- **Exercise aim**:
Please copy the data below word for word, beginning at its first line and stopping after the line that contains "List UI elements". Leave the pictures out of your copy.
** Begin Listing **
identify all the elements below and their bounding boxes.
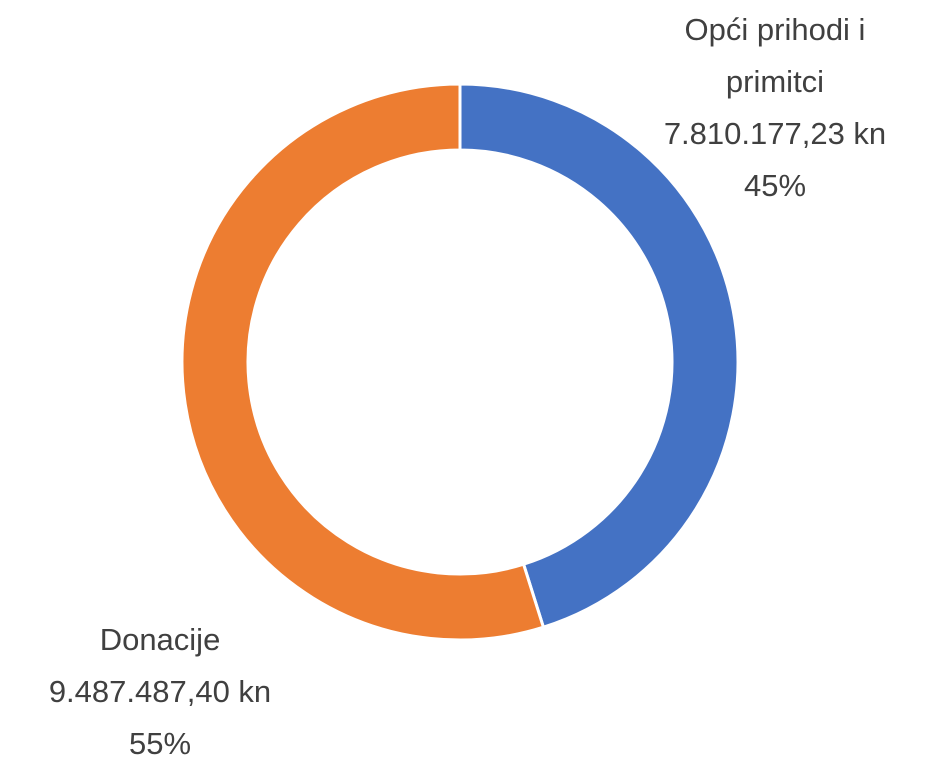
percent-label: 45% [743, 168, 807, 203]
percent-label: 55% [128, 726, 192, 761]
value-label: 7.810.177,23 kn [663, 116, 887, 151]
category-label: Donacije [99, 622, 221, 657]
value-label: 9.487.487,40 kn [48, 674, 272, 709]
category-label: Opći prihodi i primitci [684, 12, 866, 99]
slice [180, 82, 546, 642]
data-label: Opći prihodi i primitci 7.810.177,23 kn … [620, 4, 930, 212]
slice [458, 82, 740, 630]
data-label: Donacije 9.487.487,40 kn 55% [5, 614, 315, 770]
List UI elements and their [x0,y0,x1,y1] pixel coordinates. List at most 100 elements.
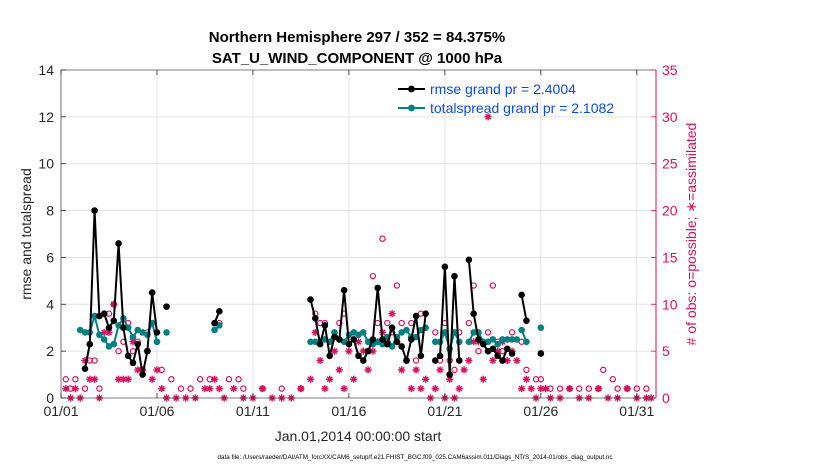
obs-assimilated-marker [518,385,526,393]
rmse-point [326,352,334,360]
spread-point [537,324,545,332]
obs-assimilated-marker [316,356,324,365]
obs-assimilated-marker [417,385,425,393]
obs-assimilated-marker [148,375,156,383]
spread-point [441,329,449,336]
spread-point [91,312,98,320]
rmse-point [81,365,89,373]
rmse-line-segment [84,210,158,375]
rmse-point [153,329,161,336]
y-left-tick-label: 0 [46,390,54,406]
rmse-point [163,303,170,310]
spread-point [359,329,367,336]
rmse-point [499,357,506,364]
obs-assimilated-marker [340,385,348,393]
obs-possible-marker [240,385,247,392]
obs-assimilated-marker [153,366,161,374]
obs-possible-marker [600,366,607,374]
obs-assimilated-marker [354,338,363,346]
obs-assimilated-marker [522,375,531,383]
spread-point [523,338,530,346]
obs-possible-marker [537,376,545,383]
y-right-tick-label: 30 [662,109,678,125]
rmse-point [393,338,401,346]
obs-assimilated-marker [335,366,343,374]
obs-assimilated-marker [503,356,511,365]
obs-assimilated-marker [124,375,132,383]
spread-point [431,338,439,346]
rmse-line-segment [520,294,528,321]
rmse-point [340,286,348,294]
spread-point [499,336,506,343]
spread-point [494,340,501,348]
rmse-point [383,340,391,348]
spread-point [508,336,516,343]
rmse-point [523,317,530,324]
rmse-point [508,350,516,357]
spread-point [513,336,521,343]
rmse-point [412,312,420,320]
spread-point [129,333,137,341]
obs-possible-marker [489,282,497,289]
obs-assimilated-marker [431,385,439,393]
x-tick-label: 01/06 [139,403,174,419]
obs-assimilated-marker [364,366,372,374]
rmse-point [398,343,405,350]
obs-assimilated-marker [527,385,535,393]
spread-point [379,340,386,348]
rmse-point [120,324,127,332]
legend-rmse-marker [408,85,415,93]
obs-possible-marker [96,385,103,392]
obs-assimilated-marker [436,366,444,374]
rmse-point [148,289,156,296]
obs-possible-marker [235,376,242,383]
rmse-point [479,340,487,348]
obs-assimilated-marker [484,113,492,121]
obs-possible-marker [508,329,516,336]
legend-rmse-label: rmse grand pr = 2.4004 [430,81,576,97]
obs-possible-marker [465,319,473,327]
spread-point [503,336,511,343]
y-left-tick-label: 6 [46,249,54,265]
rmse-point [91,207,98,214]
obs-assimilated-marker [119,375,127,383]
obs-possible-marker [585,385,593,392]
y-left-tick-label: 4 [46,296,54,312]
y-right-tick-label: 25 [662,156,678,172]
rmse-point [124,352,132,360]
obs-assimilated-marker [71,385,79,393]
obs-assimilated-marker [422,375,430,383]
obs-possible-marker [81,385,89,392]
obs-possible-marker [523,366,530,374]
obs-assimilated-marker [388,310,396,318]
rmse-point [475,336,482,343]
rmse-point [422,310,429,317]
spread-point [518,326,525,334]
rmse-point [144,347,151,355]
y-right-tick-label: 5 [662,343,670,359]
rmse-point [403,357,410,364]
obs-possible-marker [475,347,482,355]
y-axis-label-right: # of obs: o=possible; ∗=assimilated [683,123,699,346]
rmse-point [407,336,415,343]
spread-point [331,329,338,336]
obs-possible-marker [614,385,621,392]
rmse-point [110,317,118,324]
spread-point [307,338,314,346]
obs-possible-marker [412,357,420,364]
spread-point [100,336,108,343]
rmse-point [216,308,223,315]
series-lines [76,207,545,378]
obs-possible-marker [384,319,391,327]
x-tick-label: 01/31 [619,403,654,419]
legend-spread-label: totalspread grand pr = 2.1082 [430,100,614,116]
obs-assimilated-marker [345,347,353,355]
rmse-point [417,352,425,360]
obs-assimilated-marker [326,375,334,383]
rmse-point [489,345,497,353]
obs-assimilated-marker [215,385,223,393]
y-right-tick-label: 35 [662,62,678,78]
rmse-point [431,357,439,364]
y-left-tick-label: 12 [38,109,54,125]
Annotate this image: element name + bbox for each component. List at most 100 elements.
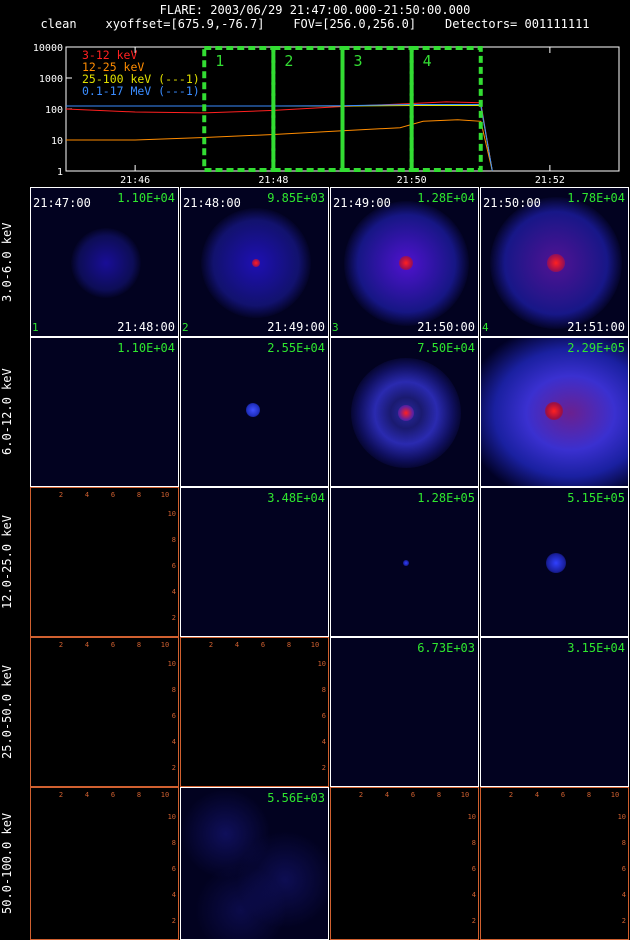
x-tick-label: 21:46 <box>120 175 150 186</box>
image-max-label: 1.78E+04 <box>567 191 625 205</box>
legend-entry: 0.1-17 MeV (---1) <box>82 84 200 98</box>
x-tick-label: 21:48 <box>258 175 288 186</box>
empty-y-tick: 2 <box>472 917 476 925</box>
empty-y-tick: 10 <box>318 660 326 668</box>
flare-title: FLARE: 2003/06/29 21:47:00.000-21:50:00.… <box>159 3 471 17</box>
image-panel: 5.15E+05 <box>480 487 629 637</box>
image-panel: 7.50E+04 <box>330 337 479 487</box>
source-core <box>545 402 563 420</box>
image-panel: 1.78E+04 21:50:00 21:51:00 4 <box>480 187 629 337</box>
series-line <box>66 119 493 172</box>
image-max-label: 6.73E+03 <box>417 641 475 655</box>
image-max-label: 1.28E+05 <box>417 491 475 505</box>
interval-label: 2 <box>284 52 293 70</box>
empty-x-tick: 2 <box>359 791 363 799</box>
empty-y-tick: 6 <box>172 712 176 720</box>
interval-box <box>340 46 414 172</box>
empty-x-tick: 6 <box>261 641 265 649</box>
image-panel: 2 2 4 4 6 6 8 8 10 10 <box>480 787 629 940</box>
legend-entry: 3-12 keV <box>82 48 137 62</box>
empty-axis: 2 2 4 4 6 6 8 8 10 10 <box>509 791 626 925</box>
empty-y-tick: 6 <box>322 712 326 720</box>
interval-index-label: 4 <box>482 321 489 334</box>
image-panel: 2 2 4 4 6 6 8 8 10 10 <box>330 787 479 940</box>
interval-box <box>202 46 276 172</box>
image-panel: 2.29E+05 <box>480 337 629 487</box>
y-tick-label: 100 <box>45 105 63 116</box>
image-grid: 3.0-6.0 keV 1.10E+04 21:47:00 21:48:00 1 9.85… <box>0 187 630 940</box>
empty-x-tick: 8 <box>587 791 591 799</box>
image-max-label: 7.50E+04 <box>417 341 475 355</box>
empty-axis-ticks: 2 2 4 4 6 6 8 8 10 10 <box>181 638 328 786</box>
time-end-label: 21:48:00 <box>117 320 175 334</box>
empty-x-tick: 2 <box>59 491 63 499</box>
image-max-label: 3.15E+04 <box>567 641 625 655</box>
image-panel: 2 2 4 4 6 6 8 8 10 10 <box>30 637 179 787</box>
y-tick-label: 1 <box>57 167 63 178</box>
empty-x-tick: 8 <box>137 491 141 499</box>
empty-axis-ticks: 2 2 4 4 6 6 8 8 10 10 <box>331 788 478 939</box>
source-core <box>399 256 413 270</box>
empty-x-tick: 10 <box>611 791 619 799</box>
empty-y-tick: 4 <box>322 738 326 746</box>
time-end-label: 21:50:00 <box>417 320 475 334</box>
image-max-label: 5.56E+03 <box>267 791 325 805</box>
image-max-label: 1.10E+04 <box>117 191 175 205</box>
empty-axis: 2 2 4 4 6 6 8 8 10 10 <box>359 791 476 925</box>
image-panel: 3.15E+04 <box>480 637 629 787</box>
y-tick-label: 10000 <box>33 43 63 54</box>
empty-x-tick: 2 <box>509 791 513 799</box>
source-halo <box>71 228 141 298</box>
empty-y-tick: 2 <box>622 917 626 925</box>
empty-x-tick: 2 <box>209 641 213 649</box>
time-start-label: 21:49:00 <box>333 196 391 210</box>
energy-band-label: 6.0-12.0 keV <box>0 368 14 456</box>
empty-y-tick: 6 <box>172 562 176 570</box>
y-tick-label: 10 <box>51 136 63 147</box>
legend-entry: 12-25 keV <box>82 60 144 74</box>
empty-y-tick: 10 <box>468 813 476 821</box>
empty-axis-ticks: 2 2 4 4 6 6 8 8 10 10 <box>481 788 628 939</box>
empty-y-tick: 2 <box>322 764 326 772</box>
empty-y-tick: 8 <box>322 686 326 694</box>
interval-label: 3 <box>354 52 363 70</box>
image-panel: 1.10E+04 21:47:00 21:48:00 1 <box>30 187 179 337</box>
image-params: clean xyoffset=[675.9,-76.7] FOV=[256.0,… <box>40 17 590 31</box>
empty-x-tick: 6 <box>411 791 415 799</box>
source-core <box>546 553 566 573</box>
source-core <box>403 560 409 566</box>
empty-y-tick: 4 <box>622 891 626 899</box>
empty-y-tick: 10 <box>168 510 176 518</box>
image-max-label: 2.55E+04 <box>267 341 325 355</box>
empty-y-tick: 4 <box>172 891 176 899</box>
image-panel: 1.28E+04 21:49:00 21:50:00 3 <box>330 187 479 337</box>
empty-x-tick: 10 <box>311 641 319 649</box>
empty-x-tick: 4 <box>235 641 239 649</box>
image-max-label: 1.10E+04 <box>117 341 175 355</box>
legend-entry: 25-100 keV (---1) <box>82 72 200 86</box>
x-tick-label: 21:50 <box>397 175 427 186</box>
energy-band-label: 12.0-25.0 keV <box>0 515 14 609</box>
empty-y-tick: 8 <box>172 686 176 694</box>
image-panel: 2 2 4 4 6 6 8 8 10 10 <box>180 637 329 787</box>
interval-box <box>409 46 483 172</box>
empty-y-tick: 10 <box>168 813 176 821</box>
empty-y-tick: 8 <box>622 839 626 847</box>
image-panel: 1.10E+04 <box>30 337 179 487</box>
time-end-label: 21:49:00 <box>267 320 325 334</box>
empty-x-tick: 10 <box>161 791 169 799</box>
empty-y-tick: 8 <box>472 839 476 847</box>
empty-axis: 2 2 4 4 6 6 8 8 10 10 <box>59 641 176 772</box>
image-panel: 1.28E+05 <box>330 487 479 637</box>
empty-axis: 2 2 4 4 6 6 8 8 10 10 <box>59 491 176 622</box>
source-core <box>252 259 260 267</box>
time-end-label: 21:51:00 <box>567 320 625 334</box>
image-panel: 2.55E+04 <box>180 337 329 487</box>
energy-band-label: 25.0-50.0 keV <box>0 665 14 759</box>
empty-x-tick: 10 <box>161 491 169 499</box>
image-panel: 6.73E+03 <box>330 637 479 787</box>
image-max-label: 5.15E+05 <box>567 491 625 505</box>
empty-y-tick: 4 <box>172 738 176 746</box>
time-start-label: 21:47:00 <box>33 196 91 210</box>
empty-y-tick: 6 <box>172 865 176 873</box>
** End Listing **
- **Answer to this exercise**:
identify all the elements below and their bounding boxes.
percent-label: 45% [743, 168, 807, 203]
percent-label: 55% [128, 726, 192, 761]
value-label: 7.810.177,23 kn [663, 116, 887, 151]
category-label: Donacije [99, 622, 221, 657]
value-label: 9.487.487,40 kn [48, 674, 272, 709]
category-label: Opći prihodi i primitci [684, 12, 866, 99]
slice [180, 82, 546, 642]
data-label: Opći prihodi i primitci 7.810.177,23 kn … [620, 4, 930, 212]
slice [458, 82, 740, 630]
data-label: Donacije 9.487.487,40 kn 55% [5, 614, 315, 770]
List UI elements and their [x0,y0,x1,y1] pixel coordinates. List at most 100 elements.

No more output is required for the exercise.